WHAT THE TASK ASKS: Reproduce every line in the listing that contains the word "disque".

MATERIAL FOR THIS TASK:
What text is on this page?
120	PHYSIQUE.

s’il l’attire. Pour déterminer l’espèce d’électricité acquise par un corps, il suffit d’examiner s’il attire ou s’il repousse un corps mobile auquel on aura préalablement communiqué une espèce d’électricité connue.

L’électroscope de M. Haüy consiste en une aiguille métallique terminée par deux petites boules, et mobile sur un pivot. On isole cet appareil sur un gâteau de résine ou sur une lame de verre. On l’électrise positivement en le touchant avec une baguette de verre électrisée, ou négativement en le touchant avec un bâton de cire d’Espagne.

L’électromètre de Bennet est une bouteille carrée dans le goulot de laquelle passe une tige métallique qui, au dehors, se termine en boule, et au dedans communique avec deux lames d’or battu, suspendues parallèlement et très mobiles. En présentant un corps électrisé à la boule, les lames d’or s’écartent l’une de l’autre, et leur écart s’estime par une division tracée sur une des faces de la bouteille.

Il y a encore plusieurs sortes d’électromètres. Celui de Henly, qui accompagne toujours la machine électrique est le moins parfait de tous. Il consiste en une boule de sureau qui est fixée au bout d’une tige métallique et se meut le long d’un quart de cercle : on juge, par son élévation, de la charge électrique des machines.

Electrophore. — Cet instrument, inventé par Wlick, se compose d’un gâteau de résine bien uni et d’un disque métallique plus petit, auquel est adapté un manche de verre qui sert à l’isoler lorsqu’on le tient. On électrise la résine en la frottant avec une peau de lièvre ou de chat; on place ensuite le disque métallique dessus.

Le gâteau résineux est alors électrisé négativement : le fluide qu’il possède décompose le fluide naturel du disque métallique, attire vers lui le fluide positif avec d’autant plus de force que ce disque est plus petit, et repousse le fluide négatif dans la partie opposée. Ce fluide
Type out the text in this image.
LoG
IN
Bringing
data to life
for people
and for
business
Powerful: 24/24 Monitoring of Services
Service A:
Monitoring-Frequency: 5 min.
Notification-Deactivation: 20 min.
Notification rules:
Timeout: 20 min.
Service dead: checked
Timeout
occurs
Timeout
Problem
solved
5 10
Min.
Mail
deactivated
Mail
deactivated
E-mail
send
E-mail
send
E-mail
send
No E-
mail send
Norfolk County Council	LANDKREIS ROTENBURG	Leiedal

CORRECT RESPONSE:
Electrophore. — Cet instrument, inventé par Wlick, se compose d’un gâteau de résine bien uni et d’un disque métallique plus petit, auquel est adapté un manche de verre qui sert à l’isoler lorsqu’on le tient. On électrise la résine en la frottant avec une peau de lièvre ou de chat; on place ensuite le disque métallique dessus.
Le gâteau résineux est alors électrisé négativement : le fluide qu’il possède décompose le fluide naturel du disque métallique, attire vers lui le fluide positif avec d’autant plus de force que ce disque est plus petit, et repousse le fluide négatif dans la partie opposée. Ce fluide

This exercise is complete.